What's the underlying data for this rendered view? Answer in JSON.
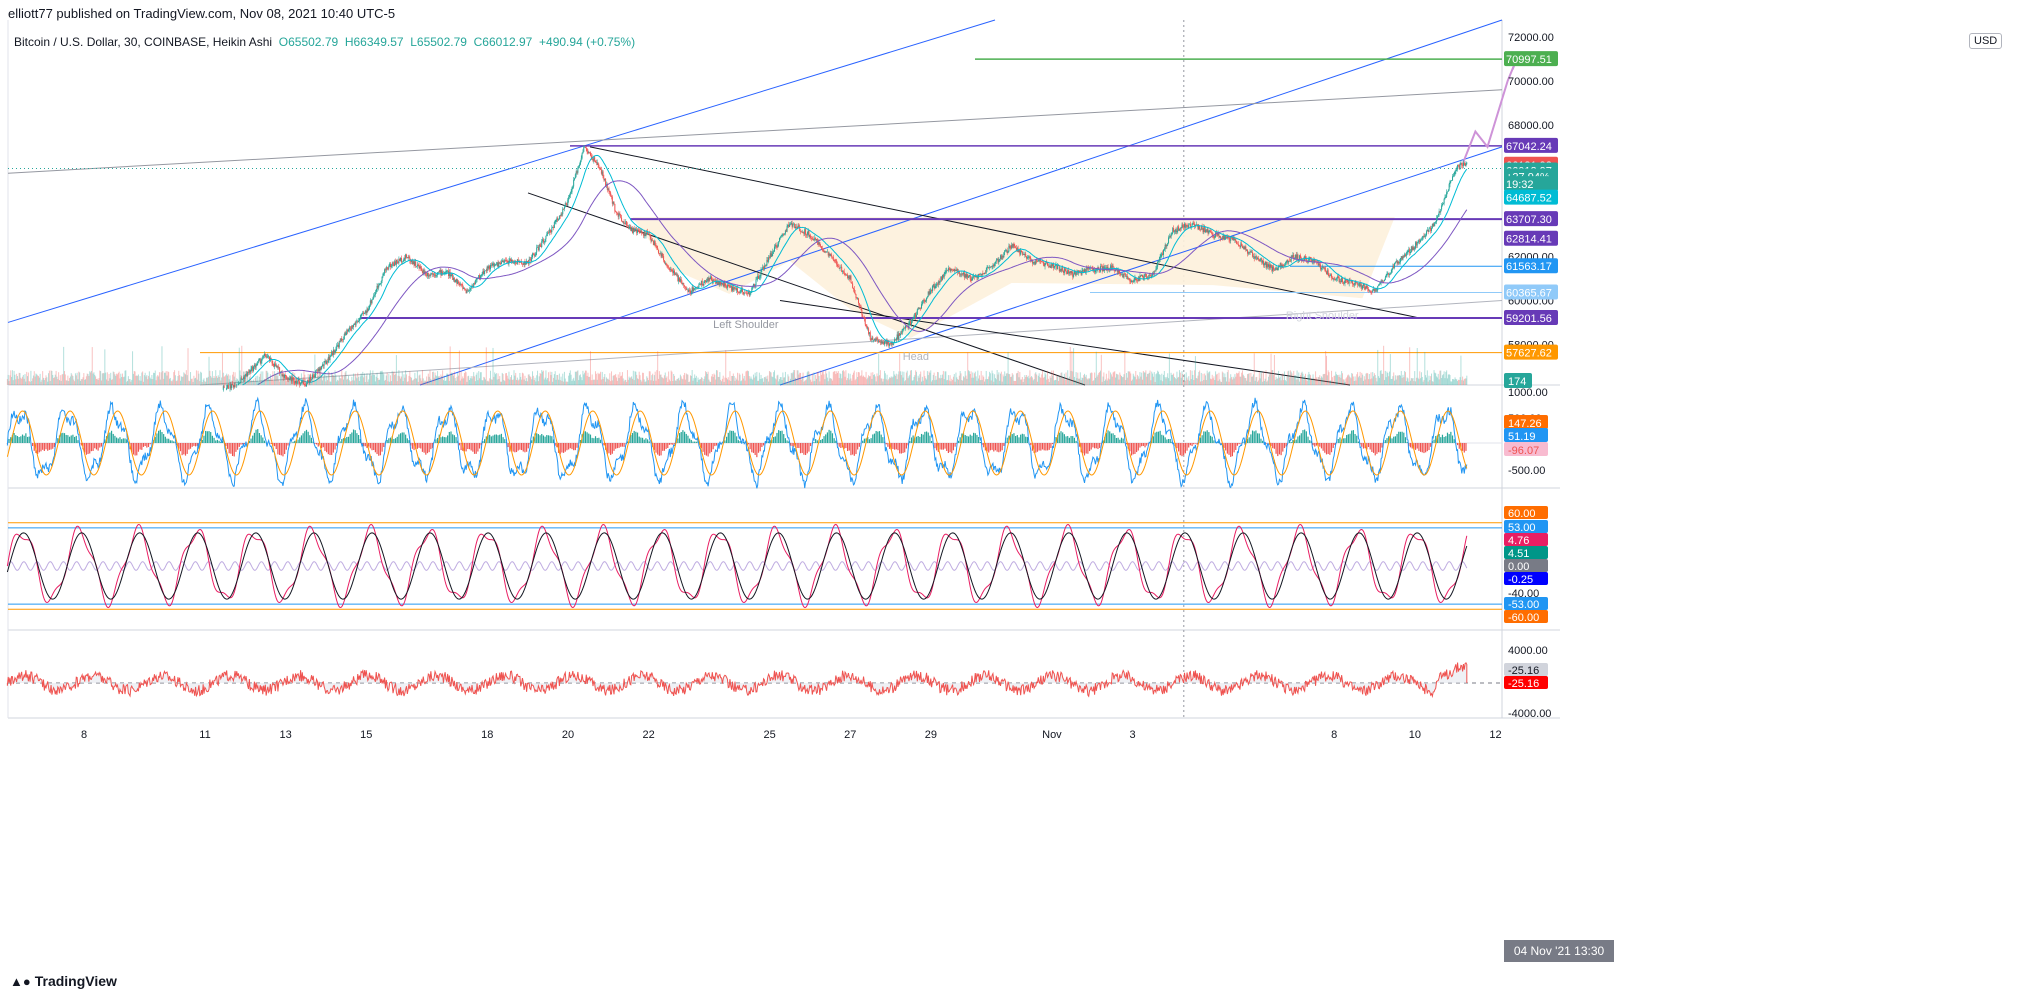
{
  "header": {
    "published": "elliott77 published on TradingView.com, Nov 08, 2021 10:40 UTC-5",
    "symbol": "Bitcoin / U.S. Dollar, 30, COINBASE, Heikin Ashi",
    "open": "O65502.79",
    "high": "H66349.57",
    "low": "L65502.79",
    "close": "C66012.97",
    "change": "+490.94 (+0.75%)",
    "currency": "USD"
  },
  "footer": {
    "logo": "TradingView",
    "crosshair_date": "04 Nov '21  13:30"
  },
  "colors": {
    "up": "#26a69a",
    "down": "#ef5350",
    "channel_blue": "#2962ff",
    "purple_level": "#673ab7",
    "green_target": "#4caf50",
    "orange_level": "#ff9800",
    "projection": "#ce93d8",
    "neckline_zone": "#fdf1dc",
    "grid": "#f0f3fa"
  },
  "chart_data": [
    {
      "type": "candlestick",
      "title": "Bitcoin / U.S. Dollar, 30, COINBASE, Heikin Ashi",
      "x_ticks": [
        "8",
        "11",
        "13",
        "15",
        "18",
        "20",
        "22",
        "25",
        "27",
        "29",
        "Nov",
        "3",
        "4 Nov '21 13:30",
        "8",
        "10",
        "12"
      ],
      "x_tick_labels": [
        "8",
        "11",
        "13",
        "15",
        "18",
        "20",
        "22",
        "25",
        "27",
        "29",
        "Nov",
        "3",
        "8",
        "10",
        "12"
      ],
      "xlim_days": [
        6.1,
        43.0
      ],
      "ylim": [
        55500,
        73200
      ],
      "y_ticks": [
        58000,
        60000,
        62000,
        68000,
        70000,
        72000
      ],
      "y_tick_labels": [
        "58000.00",
        "60000.00",
        "62000.00",
        "68000.00",
        "70000.00",
        "72000.00"
      ],
      "price_path_days": [
        6.1,
        7.0,
        8.0,
        9.0,
        10.0,
        11.0,
        11.8,
        12.5,
        13.0,
        13.5,
        14.0,
        14.5,
        15.0,
        15.5,
        16.0,
        16.5,
        17.0,
        17.5,
        18.0,
        18.5,
        19.0,
        19.5,
        20.0,
        20.4,
        20.8,
        21.2,
        21.6,
        22.0,
        22.5,
        23.0,
        23.5,
        24.0,
        24.5,
        25.0,
        25.5,
        26.0,
        26.5,
        27.0,
        27.5,
        28.0,
        28.5,
        29.0,
        29.5,
        30.0,
        30.5,
        31.0,
        31.5,
        32.0,
        32.5,
        33.0,
        33.5,
        34.0,
        34.5,
        35.0,
        35.5,
        36.0,
        36.5,
        37.0,
        37.5,
        38.0,
        38.5,
        39.0,
        39.5,
        40.0,
        40.5,
        41.0,
        41.5,
        42.0,
        42.3
      ],
      "price_path": [
        55000,
        55100,
        55200,
        55300,
        55500,
        55700,
        56200,
        57500,
        56500,
        56200,
        57200,
        58500,
        59500,
        61500,
        62000,
        61200,
        61300,
        60400,
        61500,
        61800,
        61700,
        63000,
        64500,
        67000,
        66000,
        64000,
        63200,
        63000,
        61500,
        60400,
        61000,
        60600,
        60300,
        62000,
        63500,
        63000,
        62000,
        61000,
        58300,
        58000,
        59000,
        60500,
        61500,
        61000,
        61500,
        62500,
        61800,
        61600,
        61200,
        61400,
        61500,
        60900,
        61200,
        63200,
        63500,
        63000,
        62800,
        62000,
        61400,
        62000,
        61800,
        61000,
        60800,
        60400,
        61600,
        62500,
        63500,
        66000,
        66300
      ],
      "volume_label": "174",
      "price_labels": [
        {
          "value": "70997.51",
          "price": 70997.51,
          "color": "#4caf50"
        },
        {
          "value": "67042.24",
          "price": 67042.24,
          "color": "#673ab7"
        },
        {
          "value": "66181.92",
          "price": 66181.92,
          "color": "#ef5350"
        },
        {
          "value": "66012.97",
          "price": 66012.97,
          "color": "#26a69a"
        },
        {
          "value": "+27.94%",
          "price": 65650,
          "color": "#26a69a"
        },
        {
          "value": "19:32",
          "price": 65300,
          "color": "#26a69a"
        },
        {
          "value": "64687.52",
          "price": 64687.52,
          "color": "#00bcd4"
        },
        {
          "value": "63707.30",
          "price": 63707.3,
          "color": "#673ab7"
        },
        {
          "value": "62814.41",
          "price": 62814.41,
          "color": "#673ab7"
        },
        {
          "value": "61563.17",
          "price": 61563.17,
          "color": "#2196f3"
        },
        {
          "value": "60365.67",
          "price": 60365.67,
          "color": "#90caf9"
        },
        {
          "value": "59201.56",
          "price": 59201.56,
          "color": "#673ab7"
        },
        {
          "value": "57627.62",
          "price": 57627.62,
          "color": "#ff9800"
        }
      ],
      "annotations": [
        "Left Shoulder",
        "Head",
        "Right Shoulder"
      ]
    },
    {
      "type": "histogram",
      "title": "Oscillator panel 1",
      "ylim": [
        -1000,
        1000
      ],
      "y_tick_labels": [
        "1000.00",
        "500.00",
        "-500.00"
      ],
      "value_labels": [
        {
          "value": "147.26",
          "color": "#ff6d00"
        },
        {
          "value": "51.19",
          "color": "#2196f3"
        },
        {
          "value": "-96.07",
          "color": "#f8bbd0"
        }
      ]
    },
    {
      "type": "line",
      "title": "Oscillator panel 2",
      "ylim": [
        -65,
        65
      ],
      "y_tick_labels": [
        "60.00",
        "53.00",
        "-40.00",
        "-60.00"
      ],
      "value_labels": [
        {
          "value": "60.00",
          "color": "#ff6d00"
        },
        {
          "value": "53.00",
          "color": "#2196f3"
        },
        {
          "value": "4.76",
          "color": "#e91e63"
        },
        {
          "value": "4.51",
          "color": "#009688"
        },
        {
          "value": "0.00",
          "color": "#787b86"
        },
        {
          "value": "-0.25",
          "color": "#0000ff"
        },
        {
          "value": "-53.00",
          "color": "#2196f3"
        },
        {
          "value": "-60.00",
          "color": "#ff6d00"
        }
      ]
    },
    {
      "type": "area",
      "title": "Oscillator panel 3",
      "ylim": [
        -4000,
        4000
      ],
      "y_tick_labels": [
        "4000.00",
        "-4000.00"
      ],
      "value_labels": [
        {
          "value": "-25.16",
          "color": "#d1d4dc"
        },
        {
          "value": "-25.16",
          "color": "#ff0000"
        }
      ]
    }
  ]
}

→ **To do**
Return the full material word for word. Do not include the pictures.

→ **Answer in full**
What's the underlying data for this rendered view? Answer in JSON.
{
  "header": {
    "published": "elliott77 published on TradingView.com, Nov 08, 2021 10:40 UTC-5",
    "symbol": "Bitcoin / U.S. Dollar, 30, COINBASE, Heikin Ashi",
    "open": "O65502.79",
    "high": "H66349.57",
    "low": "L65502.79",
    "close": "C66012.97",
    "change": "+490.94 (+0.75%)",
    "currency": "USD"
  },
  "footer": {
    "logo": "TradingView",
    "crosshair_date": "04 Nov '21  13:30"
  },
  "colors": {
    "up": "#26a69a",
    "down": "#ef5350",
    "channel_blue": "#2962ff",
    "purple_level": "#673ab7",
    "green_target": "#4caf50",
    "orange_level": "#ff9800",
    "projection": "#ce93d8",
    "neckline_zone": "#fdf1dc",
    "grid": "#f0f3fa"
  },
  "chart_data": [
    {
      "type": "candlestick",
      "title": "Bitcoin / U.S. Dollar, 30, COINBASE, Heikin Ashi",
      "x_ticks": [
        "8",
        "11",
        "13",
        "15",
        "18",
        "20",
        "22",
        "25",
        "27",
        "29",
        "Nov",
        "3",
        "4 Nov '21 13:30",
        "8",
        "10",
        "12"
      ],
      "x_tick_labels": [
        "8",
        "11",
        "13",
        "15",
        "18",
        "20",
        "22",
        "25",
        "27",
        "29",
        "Nov",
        "3",
        "8",
        "10",
        "12"
      ],
      "xlim_days": [
        6.1,
        43.0
      ],
      "ylim": [
        55500,
        73200
      ],
      "y_ticks": [
        58000,
        60000,
        62000,
        68000,
        70000,
        72000
      ],
      "y_tick_labels": [
        "58000.00",
        "60000.00",
        "62000.00",
        "68000.00",
        "70000.00",
        "72000.00"
      ],
      "price_path_days": [
        6.1,
        7.0,
        8.0,
        9.0,
        10.0,
        11.0,
        11.8,
        12.5,
        13.0,
        13.5,
        14.0,
        14.5,
        15.0,
        15.5,
        16.0,
        16.5,
        17.0,
        17.5,
        18.0,
        18.5,
        19.0,
        19.5,
        20.0,
        20.4,
        20.8,
        21.2,
        21.6,
        22.0,
        22.5,
        23.0,
        23.5,
        24.0,
        24.5,
        25.0,
        25.5,
        26.0,
        26.5,
        27.0,
        27.5,
        28.0,
        28.5,
        29.0,
        29.5,
        30.0,
        30.5,
        31.0,
        31.5,
        32.0,
        32.5,
        33.0,
        33.5,
        34.0,
        34.5,
        35.0,
        35.5,
        36.0,
        36.5,
        37.0,
        37.5,
        38.0,
        38.5,
        39.0,
        39.5,
        40.0,
        40.5,
        41.0,
        41.5,
        42.0,
        42.3
      ],
      "price_path": [
        55000,
        55100,
        55200,
        55300,
        55500,
        55700,
        56200,
        57500,
        56500,
        56200,
        57200,
        58500,
        59500,
        61500,
        62000,
        61200,
        61300,
        60400,
        61500,
        61800,
        61700,
        63000,
        64500,
        67000,
        66000,
        64000,
        63200,
        63000,
        61500,
        60400,
        61000,
        60600,
        60300,
        62000,
        63500,
        63000,
        62000,
        61000,
        58300,
        58000,
        59000,
        60500,
        61500,
        61000,
        61500,
        62500,
        61800,
        61600,
        61200,
        61400,
        61500,
        60900,
        61200,
        63200,
        63500,
        63000,
        62800,
        62000,
        61400,
        62000,
        61800,
        61000,
        60800,
        60400,
        61600,
        62500,
        63500,
        66000,
        66300
      ],
      "volume_label": "174",
      "price_labels": [
        {
          "value": "70997.51",
          "price": 70997.51,
          "color": "#4caf50"
        },
        {
          "value": "67042.24",
          "price": 67042.24,
          "color": "#673ab7"
        },
        {
          "value": "66181.92",
          "price": 66181.92,
          "color": "#ef5350"
        },
        {
          "value": "66012.97",
          "price": 66012.97,
          "color": "#26a69a"
        },
        {
          "value": "+27.94%",
          "price": 65650,
          "color": "#26a69a"
        },
        {
          "value": "19:32",
          "price": 65300,
          "color": "#26a69a"
        },
        {
          "value": "64687.52",
          "price": 64687.52,
          "color": "#00bcd4"
        },
        {
          "value": "63707.30",
          "price": 63707.3,
          "color": "#673ab7"
        },
        {
          "value": "62814.41",
          "price": 62814.41,
          "color": "#673ab7"
        },
        {
          "value": "61563.17",
          "price": 61563.17,
          "color": "#2196f3"
        },
        {
          "value": "60365.67",
          "price": 60365.67,
          "color": "#90caf9"
        },
        {
          "value": "59201.56",
          "price": 59201.56,
          "color": "#673ab7"
        },
        {
          "value": "57627.62",
          "price": 57627.62,
          "color": "#ff9800"
        }
      ],
      "annotations": [
        "Left Shoulder",
        "Head",
        "Right Shoulder"
      ]
    },
    {
      "type": "histogram",
      "title": "Oscillator panel 1",
      "ylim": [
        -1000,
        1000
      ],
      "y_tick_labels": [
        "1000.00",
        "500.00",
        "-500.00"
      ],
      "value_labels": [
        {
          "value": "147.26",
          "color": "#ff6d00"
        },
        {
          "value": "51.19",
          "color": "#2196f3"
        },
        {
          "value": "-96.07",
          "color": "#f8bbd0"
        }
      ]
    },
    {
      "type": "line",
      "title": "Oscillator panel 2",
      "ylim": [
        -65,
        65
      ],
      "y_tick_labels": [
        "60.00",
        "53.00",
        "-40.00",
        "-60.00"
      ],
      "value_labels": [
        {
          "value": "60.00",
          "color": "#ff6d00"
        },
        {
          "value": "53.00",
          "color": "#2196f3"
        },
        {
          "value": "4.76",
          "color": "#e91e63"
        },
        {
          "value": "4.51",
          "color": "#009688"
        },
        {
          "value": "0.00",
          "color": "#787b86"
        },
        {
          "value": "-0.25",
          "color": "#0000ff"
        },
        {
          "value": "-53.00",
          "color": "#2196f3"
        },
        {
          "value": "-60.00",
          "color": "#ff6d00"
        }
      ]
    },
    {
      "type": "area",
      "title": "Oscillator panel 3",
      "ylim": [
        -4000,
        4000
      ],
      "y_tick_labels": [
        "4000.00",
        "-4000.00"
      ],
      "value_labels": [
        {
          "value": "-25.16",
          "color": "#d1d4dc"
        },
        {
          "value": "-25.16",
          "color": "#ff0000"
        }
      ]
    }
  ]
}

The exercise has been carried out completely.